[Stored data]
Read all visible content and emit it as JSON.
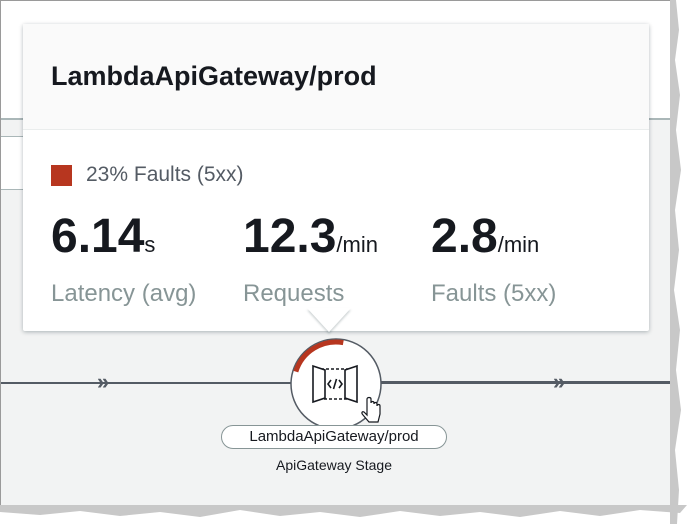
{
  "popover": {
    "title": "LambdaApiGateway/prod",
    "legend": {
      "label": "23% Faults (5xx)",
      "color": "#b7361f"
    },
    "metrics": [
      {
        "value": "6.14",
        "unit": "s",
        "label": "Latency (avg)"
      },
      {
        "value": "12.3",
        "unit": "/min",
        "label": "Requests"
      },
      {
        "value": "2.8",
        "unit": "/min",
        "label": "Faults (5xx)"
      }
    ]
  },
  "node": {
    "name": "LambdaApiGateway/prod",
    "type": "ApiGateway Stage",
    "icon": "api-gateway-icon",
    "fault_fraction": 0.23,
    "fault_color": "#b7361f"
  },
  "edges": {
    "arrow_glyph": "»"
  }
}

## Task goal
Repeat the material above verbatim, with no pictures in the output.

## The solution
Read all visible content and emit it as JSON.
{
  "popover": {
    "title": "LambdaApiGateway/prod",
    "legend": {
      "label": "23% Faults (5xx)",
      "color": "#b7361f"
    },
    "metrics": [
      {
        "value": "6.14",
        "unit": "s",
        "label": "Latency (avg)"
      },
      {
        "value": "12.3",
        "unit": "/min",
        "label": "Requests"
      },
      {
        "value": "2.8",
        "unit": "/min",
        "label": "Faults (5xx)"
      }
    ]
  },
  "node": {
    "name": "LambdaApiGateway/prod",
    "type": "ApiGateway Stage",
    "icon": "api-gateway-icon",
    "fault_fraction": 0.23,
    "fault_color": "#b7361f"
  },
  "edges": {
    "arrow_glyph": "»"
  }
}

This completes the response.